Problem statement » State the number of lines in the material below that have "quality" in them, without any other text.

Source material »
** begin **

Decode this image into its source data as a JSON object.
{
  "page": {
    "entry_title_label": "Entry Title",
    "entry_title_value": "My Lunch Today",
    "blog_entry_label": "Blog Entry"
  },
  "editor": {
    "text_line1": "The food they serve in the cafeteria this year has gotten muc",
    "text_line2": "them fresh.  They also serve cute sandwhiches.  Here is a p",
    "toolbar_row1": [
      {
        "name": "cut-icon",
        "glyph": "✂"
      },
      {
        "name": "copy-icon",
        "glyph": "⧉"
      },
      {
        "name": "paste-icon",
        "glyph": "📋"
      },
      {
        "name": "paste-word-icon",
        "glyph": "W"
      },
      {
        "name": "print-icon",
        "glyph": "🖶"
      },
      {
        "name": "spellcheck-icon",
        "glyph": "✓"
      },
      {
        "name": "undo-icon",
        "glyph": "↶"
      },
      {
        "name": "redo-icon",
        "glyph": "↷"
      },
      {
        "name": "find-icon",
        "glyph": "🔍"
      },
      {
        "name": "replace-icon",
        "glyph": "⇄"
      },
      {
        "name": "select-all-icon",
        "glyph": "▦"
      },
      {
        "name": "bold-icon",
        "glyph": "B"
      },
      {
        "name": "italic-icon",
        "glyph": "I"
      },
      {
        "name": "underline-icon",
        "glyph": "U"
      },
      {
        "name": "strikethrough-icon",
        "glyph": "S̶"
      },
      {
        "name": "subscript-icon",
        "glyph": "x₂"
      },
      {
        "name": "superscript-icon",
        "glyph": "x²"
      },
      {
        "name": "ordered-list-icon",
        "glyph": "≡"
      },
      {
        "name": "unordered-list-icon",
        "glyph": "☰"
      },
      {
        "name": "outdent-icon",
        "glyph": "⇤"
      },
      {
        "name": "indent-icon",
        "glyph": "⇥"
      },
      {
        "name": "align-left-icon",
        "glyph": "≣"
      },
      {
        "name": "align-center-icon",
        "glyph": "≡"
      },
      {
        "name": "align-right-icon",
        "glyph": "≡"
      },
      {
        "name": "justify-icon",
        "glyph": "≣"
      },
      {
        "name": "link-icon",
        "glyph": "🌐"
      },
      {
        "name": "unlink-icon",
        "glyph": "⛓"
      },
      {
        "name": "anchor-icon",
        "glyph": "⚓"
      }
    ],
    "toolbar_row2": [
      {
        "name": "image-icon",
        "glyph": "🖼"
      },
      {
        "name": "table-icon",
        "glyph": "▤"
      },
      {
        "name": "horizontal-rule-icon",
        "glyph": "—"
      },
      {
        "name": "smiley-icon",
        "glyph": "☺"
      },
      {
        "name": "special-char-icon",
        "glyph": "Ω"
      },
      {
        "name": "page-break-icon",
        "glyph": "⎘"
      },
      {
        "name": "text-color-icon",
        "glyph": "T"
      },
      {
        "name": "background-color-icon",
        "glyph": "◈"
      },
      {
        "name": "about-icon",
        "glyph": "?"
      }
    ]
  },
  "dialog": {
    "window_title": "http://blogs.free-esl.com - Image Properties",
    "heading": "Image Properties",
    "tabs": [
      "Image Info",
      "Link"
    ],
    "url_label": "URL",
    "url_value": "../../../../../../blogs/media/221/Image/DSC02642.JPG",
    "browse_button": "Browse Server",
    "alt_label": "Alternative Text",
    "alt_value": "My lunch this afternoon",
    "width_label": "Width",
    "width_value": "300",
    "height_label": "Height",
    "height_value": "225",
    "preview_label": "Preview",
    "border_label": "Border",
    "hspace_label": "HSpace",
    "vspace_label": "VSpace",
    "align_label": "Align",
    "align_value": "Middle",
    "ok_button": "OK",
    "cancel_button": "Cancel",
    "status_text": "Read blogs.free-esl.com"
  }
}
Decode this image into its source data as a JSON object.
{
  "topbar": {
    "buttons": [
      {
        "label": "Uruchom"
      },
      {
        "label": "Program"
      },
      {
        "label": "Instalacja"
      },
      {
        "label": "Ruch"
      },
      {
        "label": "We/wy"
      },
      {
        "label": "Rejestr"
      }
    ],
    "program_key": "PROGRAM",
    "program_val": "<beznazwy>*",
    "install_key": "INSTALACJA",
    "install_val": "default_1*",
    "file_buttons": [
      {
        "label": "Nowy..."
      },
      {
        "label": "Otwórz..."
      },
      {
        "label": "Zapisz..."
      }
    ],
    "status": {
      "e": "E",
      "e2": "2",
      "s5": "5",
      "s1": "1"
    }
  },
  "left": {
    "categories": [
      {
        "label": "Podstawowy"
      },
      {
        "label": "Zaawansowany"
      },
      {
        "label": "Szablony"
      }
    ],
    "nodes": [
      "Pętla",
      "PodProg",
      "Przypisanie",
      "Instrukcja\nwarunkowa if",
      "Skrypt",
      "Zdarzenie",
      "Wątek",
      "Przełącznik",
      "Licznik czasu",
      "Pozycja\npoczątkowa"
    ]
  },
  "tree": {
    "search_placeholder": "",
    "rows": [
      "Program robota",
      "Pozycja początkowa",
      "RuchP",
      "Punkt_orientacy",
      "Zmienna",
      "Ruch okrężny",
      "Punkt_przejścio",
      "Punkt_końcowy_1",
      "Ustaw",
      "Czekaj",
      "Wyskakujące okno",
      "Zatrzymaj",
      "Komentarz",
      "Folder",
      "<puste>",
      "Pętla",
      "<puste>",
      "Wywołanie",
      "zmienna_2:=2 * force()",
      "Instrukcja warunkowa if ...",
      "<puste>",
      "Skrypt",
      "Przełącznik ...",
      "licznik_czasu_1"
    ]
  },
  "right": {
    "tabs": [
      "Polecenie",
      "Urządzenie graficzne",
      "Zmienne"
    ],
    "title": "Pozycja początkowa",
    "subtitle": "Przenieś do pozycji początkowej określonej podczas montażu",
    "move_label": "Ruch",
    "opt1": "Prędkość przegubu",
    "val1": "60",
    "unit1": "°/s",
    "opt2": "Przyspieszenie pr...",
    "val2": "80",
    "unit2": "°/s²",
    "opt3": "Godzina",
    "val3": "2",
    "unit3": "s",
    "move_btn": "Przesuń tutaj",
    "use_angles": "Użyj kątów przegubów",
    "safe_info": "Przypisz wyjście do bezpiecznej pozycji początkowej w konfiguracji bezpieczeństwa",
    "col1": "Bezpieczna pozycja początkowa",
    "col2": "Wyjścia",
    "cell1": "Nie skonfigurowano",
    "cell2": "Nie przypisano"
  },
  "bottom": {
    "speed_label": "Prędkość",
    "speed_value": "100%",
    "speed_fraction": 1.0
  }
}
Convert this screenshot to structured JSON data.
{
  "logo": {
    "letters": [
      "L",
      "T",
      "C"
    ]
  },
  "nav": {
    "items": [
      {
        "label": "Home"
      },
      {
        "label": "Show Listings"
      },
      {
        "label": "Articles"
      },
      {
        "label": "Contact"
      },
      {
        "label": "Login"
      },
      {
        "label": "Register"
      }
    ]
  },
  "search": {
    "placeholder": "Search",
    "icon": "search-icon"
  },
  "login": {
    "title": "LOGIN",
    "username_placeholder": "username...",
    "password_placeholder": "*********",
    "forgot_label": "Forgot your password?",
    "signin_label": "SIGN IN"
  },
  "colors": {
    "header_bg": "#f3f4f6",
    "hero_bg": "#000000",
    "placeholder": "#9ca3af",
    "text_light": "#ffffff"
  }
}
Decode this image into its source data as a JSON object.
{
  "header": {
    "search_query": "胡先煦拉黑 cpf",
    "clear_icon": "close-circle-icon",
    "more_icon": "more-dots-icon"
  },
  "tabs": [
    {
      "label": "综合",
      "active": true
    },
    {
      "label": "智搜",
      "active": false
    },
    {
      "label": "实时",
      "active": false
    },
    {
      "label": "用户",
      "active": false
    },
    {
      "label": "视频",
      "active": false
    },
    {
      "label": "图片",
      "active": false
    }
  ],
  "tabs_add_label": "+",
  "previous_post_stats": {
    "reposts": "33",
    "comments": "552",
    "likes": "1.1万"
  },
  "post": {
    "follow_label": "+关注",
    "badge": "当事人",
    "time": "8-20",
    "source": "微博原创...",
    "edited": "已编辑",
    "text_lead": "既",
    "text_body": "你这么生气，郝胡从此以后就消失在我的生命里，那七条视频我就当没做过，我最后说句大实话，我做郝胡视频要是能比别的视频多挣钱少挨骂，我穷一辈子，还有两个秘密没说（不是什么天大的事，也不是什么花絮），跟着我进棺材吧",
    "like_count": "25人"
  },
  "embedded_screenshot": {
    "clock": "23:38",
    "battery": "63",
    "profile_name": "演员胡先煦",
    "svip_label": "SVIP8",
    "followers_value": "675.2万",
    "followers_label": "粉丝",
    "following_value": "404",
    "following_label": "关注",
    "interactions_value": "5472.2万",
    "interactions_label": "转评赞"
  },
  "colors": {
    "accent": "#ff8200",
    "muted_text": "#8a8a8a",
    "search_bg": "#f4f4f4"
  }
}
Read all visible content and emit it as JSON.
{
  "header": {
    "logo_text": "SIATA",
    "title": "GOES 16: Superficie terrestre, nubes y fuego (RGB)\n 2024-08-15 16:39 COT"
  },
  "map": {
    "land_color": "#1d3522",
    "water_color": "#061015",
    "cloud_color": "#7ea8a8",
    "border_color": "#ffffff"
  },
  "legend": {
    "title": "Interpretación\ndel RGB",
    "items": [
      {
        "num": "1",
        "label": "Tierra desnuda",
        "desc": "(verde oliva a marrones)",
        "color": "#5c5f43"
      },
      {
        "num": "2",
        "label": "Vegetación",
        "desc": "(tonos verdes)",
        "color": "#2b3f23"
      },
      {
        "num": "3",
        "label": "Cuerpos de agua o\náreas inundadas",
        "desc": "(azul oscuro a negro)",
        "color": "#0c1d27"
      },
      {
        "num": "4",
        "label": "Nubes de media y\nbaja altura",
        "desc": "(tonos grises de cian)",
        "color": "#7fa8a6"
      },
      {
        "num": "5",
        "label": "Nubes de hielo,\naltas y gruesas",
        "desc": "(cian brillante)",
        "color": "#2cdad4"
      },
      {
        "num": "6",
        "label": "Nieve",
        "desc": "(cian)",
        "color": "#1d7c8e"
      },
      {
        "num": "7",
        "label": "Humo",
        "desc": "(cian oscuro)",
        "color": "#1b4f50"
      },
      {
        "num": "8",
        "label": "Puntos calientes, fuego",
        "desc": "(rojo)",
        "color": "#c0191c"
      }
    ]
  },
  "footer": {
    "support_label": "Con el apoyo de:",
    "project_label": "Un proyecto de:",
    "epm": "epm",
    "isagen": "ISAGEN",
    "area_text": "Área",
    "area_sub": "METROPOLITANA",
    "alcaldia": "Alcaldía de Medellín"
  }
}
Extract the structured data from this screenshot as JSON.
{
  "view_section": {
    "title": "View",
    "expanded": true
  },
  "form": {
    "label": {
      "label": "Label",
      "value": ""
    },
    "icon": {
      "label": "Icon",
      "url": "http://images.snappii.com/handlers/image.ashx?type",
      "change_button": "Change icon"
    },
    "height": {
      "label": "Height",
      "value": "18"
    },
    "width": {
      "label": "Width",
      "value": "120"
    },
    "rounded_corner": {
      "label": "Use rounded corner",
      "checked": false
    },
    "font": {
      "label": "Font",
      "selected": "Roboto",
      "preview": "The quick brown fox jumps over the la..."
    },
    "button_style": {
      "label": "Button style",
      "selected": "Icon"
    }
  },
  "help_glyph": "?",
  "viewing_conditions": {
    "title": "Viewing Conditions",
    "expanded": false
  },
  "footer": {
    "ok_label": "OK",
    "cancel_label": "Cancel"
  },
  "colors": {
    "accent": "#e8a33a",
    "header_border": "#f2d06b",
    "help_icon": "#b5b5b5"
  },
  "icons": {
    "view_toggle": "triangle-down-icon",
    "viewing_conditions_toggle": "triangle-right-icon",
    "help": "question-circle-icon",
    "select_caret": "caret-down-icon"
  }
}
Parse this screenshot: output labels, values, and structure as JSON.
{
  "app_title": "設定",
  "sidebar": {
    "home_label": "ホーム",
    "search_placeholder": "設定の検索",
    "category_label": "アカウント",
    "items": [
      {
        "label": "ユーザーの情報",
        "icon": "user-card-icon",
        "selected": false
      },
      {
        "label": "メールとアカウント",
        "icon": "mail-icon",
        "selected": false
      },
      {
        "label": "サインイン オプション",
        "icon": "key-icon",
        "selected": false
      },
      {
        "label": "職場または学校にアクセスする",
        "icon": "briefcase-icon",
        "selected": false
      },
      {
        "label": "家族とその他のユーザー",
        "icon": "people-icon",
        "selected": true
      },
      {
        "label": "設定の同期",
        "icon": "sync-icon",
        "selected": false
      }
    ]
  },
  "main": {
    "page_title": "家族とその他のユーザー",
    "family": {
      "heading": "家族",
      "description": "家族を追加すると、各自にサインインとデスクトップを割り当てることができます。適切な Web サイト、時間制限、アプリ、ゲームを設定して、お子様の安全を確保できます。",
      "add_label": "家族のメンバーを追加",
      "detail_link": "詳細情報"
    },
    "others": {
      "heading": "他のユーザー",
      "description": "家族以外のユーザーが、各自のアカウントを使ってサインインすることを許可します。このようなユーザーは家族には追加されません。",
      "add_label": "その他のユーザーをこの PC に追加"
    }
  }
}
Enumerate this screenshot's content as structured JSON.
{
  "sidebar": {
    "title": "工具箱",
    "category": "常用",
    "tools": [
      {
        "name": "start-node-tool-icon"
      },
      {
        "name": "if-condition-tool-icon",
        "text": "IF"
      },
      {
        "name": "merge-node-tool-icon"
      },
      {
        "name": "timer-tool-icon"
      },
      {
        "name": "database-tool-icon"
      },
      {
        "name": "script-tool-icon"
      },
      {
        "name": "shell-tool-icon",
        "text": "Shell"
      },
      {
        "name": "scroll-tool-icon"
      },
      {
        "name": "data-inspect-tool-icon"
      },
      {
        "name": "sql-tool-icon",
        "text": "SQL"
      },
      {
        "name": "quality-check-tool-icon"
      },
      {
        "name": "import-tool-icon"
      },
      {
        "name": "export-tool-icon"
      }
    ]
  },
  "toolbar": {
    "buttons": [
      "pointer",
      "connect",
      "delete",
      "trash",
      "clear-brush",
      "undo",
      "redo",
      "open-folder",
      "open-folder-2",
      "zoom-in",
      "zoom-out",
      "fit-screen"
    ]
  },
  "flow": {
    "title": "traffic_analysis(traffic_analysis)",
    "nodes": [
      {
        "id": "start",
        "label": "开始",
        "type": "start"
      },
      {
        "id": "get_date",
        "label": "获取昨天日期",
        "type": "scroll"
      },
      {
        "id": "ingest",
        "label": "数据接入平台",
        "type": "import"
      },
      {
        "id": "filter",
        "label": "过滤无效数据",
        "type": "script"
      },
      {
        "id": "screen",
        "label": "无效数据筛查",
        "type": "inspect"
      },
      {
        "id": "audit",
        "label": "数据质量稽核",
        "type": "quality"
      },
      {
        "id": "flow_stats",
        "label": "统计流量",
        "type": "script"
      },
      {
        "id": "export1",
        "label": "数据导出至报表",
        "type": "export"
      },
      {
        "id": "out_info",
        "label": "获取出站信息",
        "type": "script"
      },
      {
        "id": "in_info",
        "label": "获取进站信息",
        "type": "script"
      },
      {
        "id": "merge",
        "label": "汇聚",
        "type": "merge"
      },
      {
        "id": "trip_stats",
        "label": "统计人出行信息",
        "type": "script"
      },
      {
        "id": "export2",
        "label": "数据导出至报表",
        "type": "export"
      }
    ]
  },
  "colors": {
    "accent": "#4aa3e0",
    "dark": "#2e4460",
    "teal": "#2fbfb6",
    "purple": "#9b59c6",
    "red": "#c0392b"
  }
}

** end **

Exercise response » 2